(Chart and figure data)
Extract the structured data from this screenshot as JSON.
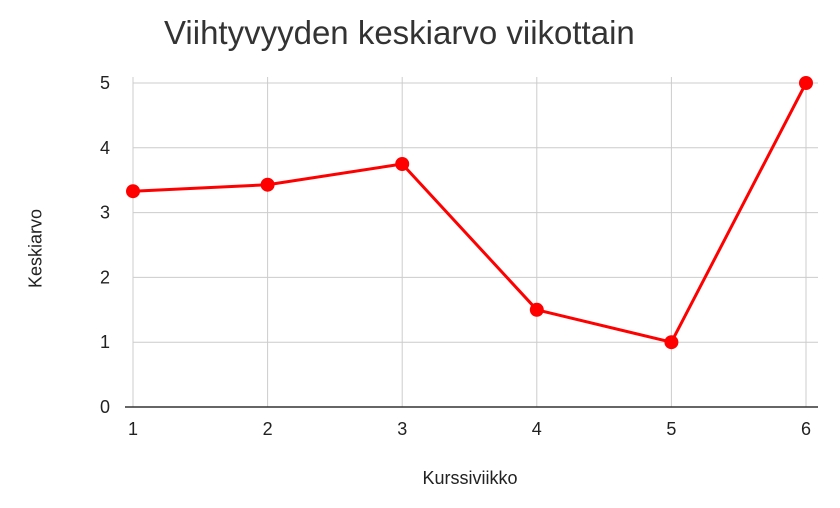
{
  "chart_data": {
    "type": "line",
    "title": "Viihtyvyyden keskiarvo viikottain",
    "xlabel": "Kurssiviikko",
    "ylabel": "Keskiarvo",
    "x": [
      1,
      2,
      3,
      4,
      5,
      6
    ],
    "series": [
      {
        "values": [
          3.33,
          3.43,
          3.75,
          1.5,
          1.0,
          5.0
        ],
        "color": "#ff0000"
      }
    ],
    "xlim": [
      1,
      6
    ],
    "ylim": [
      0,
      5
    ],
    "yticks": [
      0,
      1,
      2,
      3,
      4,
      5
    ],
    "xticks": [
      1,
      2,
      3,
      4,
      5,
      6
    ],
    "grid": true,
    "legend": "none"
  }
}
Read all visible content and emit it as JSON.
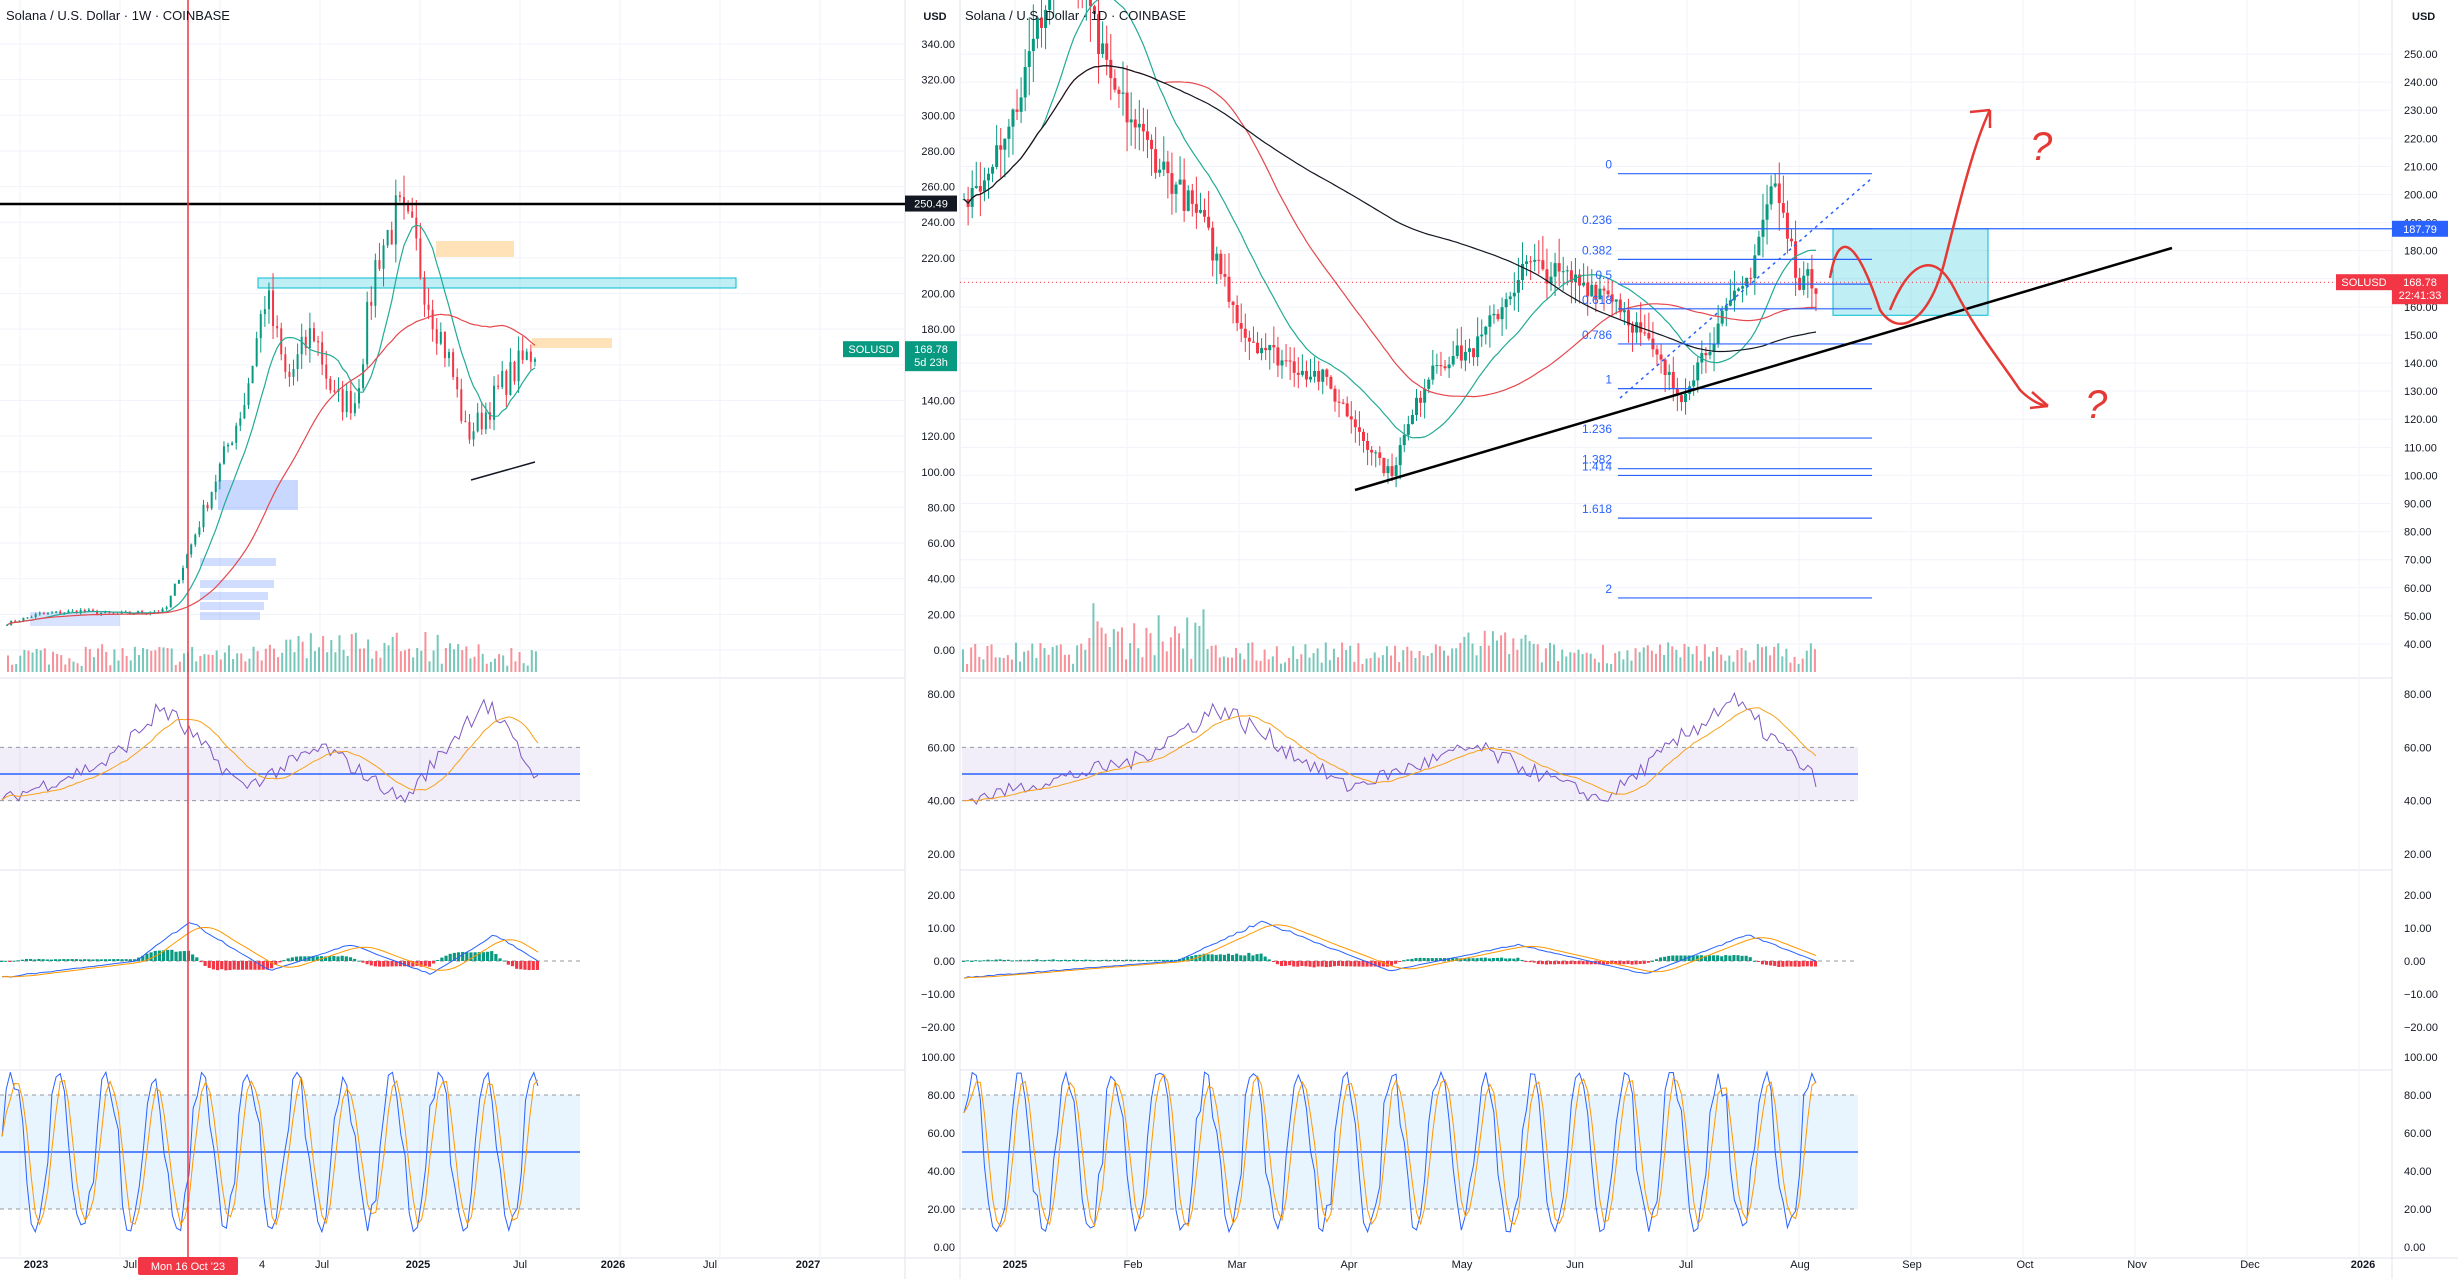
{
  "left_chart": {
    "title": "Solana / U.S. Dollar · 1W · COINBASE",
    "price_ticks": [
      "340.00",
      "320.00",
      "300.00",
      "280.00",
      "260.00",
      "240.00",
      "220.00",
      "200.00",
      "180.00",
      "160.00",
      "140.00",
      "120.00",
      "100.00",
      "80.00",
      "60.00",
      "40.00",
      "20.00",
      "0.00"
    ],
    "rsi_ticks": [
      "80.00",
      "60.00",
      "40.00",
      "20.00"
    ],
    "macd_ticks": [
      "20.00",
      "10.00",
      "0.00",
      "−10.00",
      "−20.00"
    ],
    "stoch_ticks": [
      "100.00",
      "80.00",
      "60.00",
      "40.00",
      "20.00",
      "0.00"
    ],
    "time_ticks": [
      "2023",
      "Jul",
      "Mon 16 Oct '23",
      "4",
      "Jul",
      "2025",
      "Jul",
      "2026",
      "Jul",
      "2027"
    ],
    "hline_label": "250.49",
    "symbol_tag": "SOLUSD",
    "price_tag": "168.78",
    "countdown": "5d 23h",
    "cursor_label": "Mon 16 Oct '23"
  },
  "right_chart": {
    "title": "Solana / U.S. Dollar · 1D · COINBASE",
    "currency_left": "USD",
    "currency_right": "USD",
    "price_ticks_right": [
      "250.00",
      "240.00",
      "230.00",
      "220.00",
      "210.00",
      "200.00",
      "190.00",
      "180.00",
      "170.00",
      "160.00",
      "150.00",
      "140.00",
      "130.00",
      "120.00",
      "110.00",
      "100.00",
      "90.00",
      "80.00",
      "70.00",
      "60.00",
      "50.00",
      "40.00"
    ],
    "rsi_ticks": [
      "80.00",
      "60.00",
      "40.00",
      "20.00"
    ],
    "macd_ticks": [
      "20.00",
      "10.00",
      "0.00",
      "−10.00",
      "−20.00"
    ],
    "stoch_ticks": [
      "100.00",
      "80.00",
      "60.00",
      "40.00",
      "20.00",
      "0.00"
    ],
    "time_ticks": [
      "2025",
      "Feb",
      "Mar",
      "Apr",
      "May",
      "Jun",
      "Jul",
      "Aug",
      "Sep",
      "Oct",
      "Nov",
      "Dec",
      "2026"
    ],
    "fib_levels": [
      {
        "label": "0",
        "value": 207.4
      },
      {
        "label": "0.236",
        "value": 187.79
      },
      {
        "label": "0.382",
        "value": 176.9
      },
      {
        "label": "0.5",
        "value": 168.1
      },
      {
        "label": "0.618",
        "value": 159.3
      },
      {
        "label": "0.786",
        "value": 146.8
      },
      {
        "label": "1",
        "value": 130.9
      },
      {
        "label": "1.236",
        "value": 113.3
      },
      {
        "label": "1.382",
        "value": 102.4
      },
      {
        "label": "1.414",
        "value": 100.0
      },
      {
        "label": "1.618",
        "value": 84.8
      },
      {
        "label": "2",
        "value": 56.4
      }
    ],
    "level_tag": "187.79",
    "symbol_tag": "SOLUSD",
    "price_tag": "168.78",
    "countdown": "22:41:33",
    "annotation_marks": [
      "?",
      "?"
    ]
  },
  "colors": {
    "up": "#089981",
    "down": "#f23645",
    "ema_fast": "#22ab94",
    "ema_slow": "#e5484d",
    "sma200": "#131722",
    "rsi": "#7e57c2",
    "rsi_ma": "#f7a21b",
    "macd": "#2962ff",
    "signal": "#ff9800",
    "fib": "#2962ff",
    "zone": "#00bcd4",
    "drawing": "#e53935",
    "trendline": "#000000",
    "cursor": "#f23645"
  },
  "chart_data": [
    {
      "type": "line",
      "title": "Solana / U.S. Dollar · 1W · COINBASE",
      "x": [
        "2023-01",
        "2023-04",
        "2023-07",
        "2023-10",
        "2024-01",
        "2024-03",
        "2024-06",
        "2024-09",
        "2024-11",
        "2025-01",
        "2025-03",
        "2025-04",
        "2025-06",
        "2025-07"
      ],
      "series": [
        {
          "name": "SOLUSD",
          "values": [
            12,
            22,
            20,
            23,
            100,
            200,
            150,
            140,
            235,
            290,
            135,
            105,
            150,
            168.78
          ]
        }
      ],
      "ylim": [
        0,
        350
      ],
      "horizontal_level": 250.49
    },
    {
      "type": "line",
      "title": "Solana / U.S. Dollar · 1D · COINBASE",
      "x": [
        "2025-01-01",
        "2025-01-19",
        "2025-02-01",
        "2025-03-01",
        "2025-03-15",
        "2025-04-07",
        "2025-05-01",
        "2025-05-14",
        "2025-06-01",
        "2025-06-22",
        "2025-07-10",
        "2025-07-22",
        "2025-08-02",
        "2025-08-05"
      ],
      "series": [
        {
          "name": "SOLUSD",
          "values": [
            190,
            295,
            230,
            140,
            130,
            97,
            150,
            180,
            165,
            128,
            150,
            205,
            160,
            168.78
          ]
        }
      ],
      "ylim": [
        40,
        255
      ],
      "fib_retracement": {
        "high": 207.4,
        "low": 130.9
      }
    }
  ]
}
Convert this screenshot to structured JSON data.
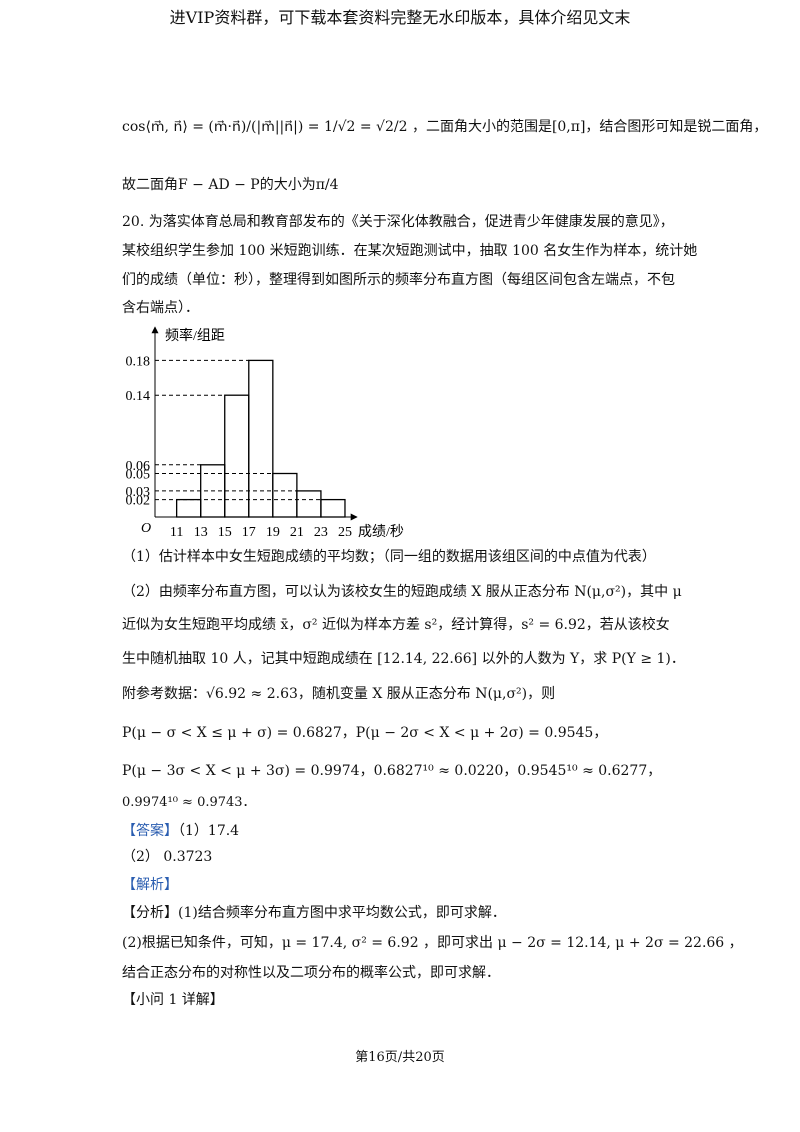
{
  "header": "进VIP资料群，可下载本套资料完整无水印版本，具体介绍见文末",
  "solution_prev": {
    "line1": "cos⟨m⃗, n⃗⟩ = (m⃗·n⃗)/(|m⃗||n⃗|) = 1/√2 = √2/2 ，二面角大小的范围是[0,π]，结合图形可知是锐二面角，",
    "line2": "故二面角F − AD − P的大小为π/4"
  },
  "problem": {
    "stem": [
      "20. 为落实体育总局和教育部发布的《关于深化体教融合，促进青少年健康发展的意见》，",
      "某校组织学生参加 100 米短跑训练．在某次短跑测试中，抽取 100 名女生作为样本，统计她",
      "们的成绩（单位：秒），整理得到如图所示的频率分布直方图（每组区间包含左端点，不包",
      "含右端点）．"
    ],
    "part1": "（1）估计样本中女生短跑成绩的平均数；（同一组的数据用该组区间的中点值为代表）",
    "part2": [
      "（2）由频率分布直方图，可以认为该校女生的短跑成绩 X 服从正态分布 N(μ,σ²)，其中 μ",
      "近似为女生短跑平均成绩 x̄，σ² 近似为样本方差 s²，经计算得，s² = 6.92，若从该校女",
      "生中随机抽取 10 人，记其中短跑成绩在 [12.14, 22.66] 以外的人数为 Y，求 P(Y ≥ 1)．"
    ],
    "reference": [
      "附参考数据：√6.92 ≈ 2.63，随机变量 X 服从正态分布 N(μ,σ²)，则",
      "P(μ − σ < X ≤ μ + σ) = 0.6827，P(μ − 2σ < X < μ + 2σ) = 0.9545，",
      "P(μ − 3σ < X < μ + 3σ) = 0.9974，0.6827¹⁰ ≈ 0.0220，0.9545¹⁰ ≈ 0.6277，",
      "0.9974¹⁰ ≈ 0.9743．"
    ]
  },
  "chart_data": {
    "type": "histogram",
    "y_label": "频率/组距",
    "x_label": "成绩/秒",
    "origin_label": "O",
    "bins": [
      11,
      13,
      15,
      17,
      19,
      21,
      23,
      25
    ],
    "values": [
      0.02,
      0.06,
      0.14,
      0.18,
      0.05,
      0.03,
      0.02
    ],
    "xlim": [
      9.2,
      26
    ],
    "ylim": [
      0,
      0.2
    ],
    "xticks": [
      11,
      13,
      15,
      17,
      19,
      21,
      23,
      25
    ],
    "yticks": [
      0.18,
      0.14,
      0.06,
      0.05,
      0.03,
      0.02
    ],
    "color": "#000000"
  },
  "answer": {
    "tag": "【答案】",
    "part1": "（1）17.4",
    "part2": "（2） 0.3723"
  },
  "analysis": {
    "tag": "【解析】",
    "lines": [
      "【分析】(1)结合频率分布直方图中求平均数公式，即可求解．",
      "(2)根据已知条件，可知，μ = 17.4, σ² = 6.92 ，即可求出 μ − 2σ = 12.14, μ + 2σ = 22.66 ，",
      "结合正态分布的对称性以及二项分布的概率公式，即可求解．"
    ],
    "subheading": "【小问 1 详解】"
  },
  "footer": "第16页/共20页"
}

_Aim of the task_.
Pull out every line containing "COINBASE".

_Result_.
    "title": "Solana / U.S. Dollar · 1W · COINBASE",
    "title": "Solana / U.S. Dollar · 1D · COINBASE",
      "title": "Solana / U.S. Dollar · 1W · COINBASE",
      "title": "Solana / U.S. Dollar · 1D · COINBASE",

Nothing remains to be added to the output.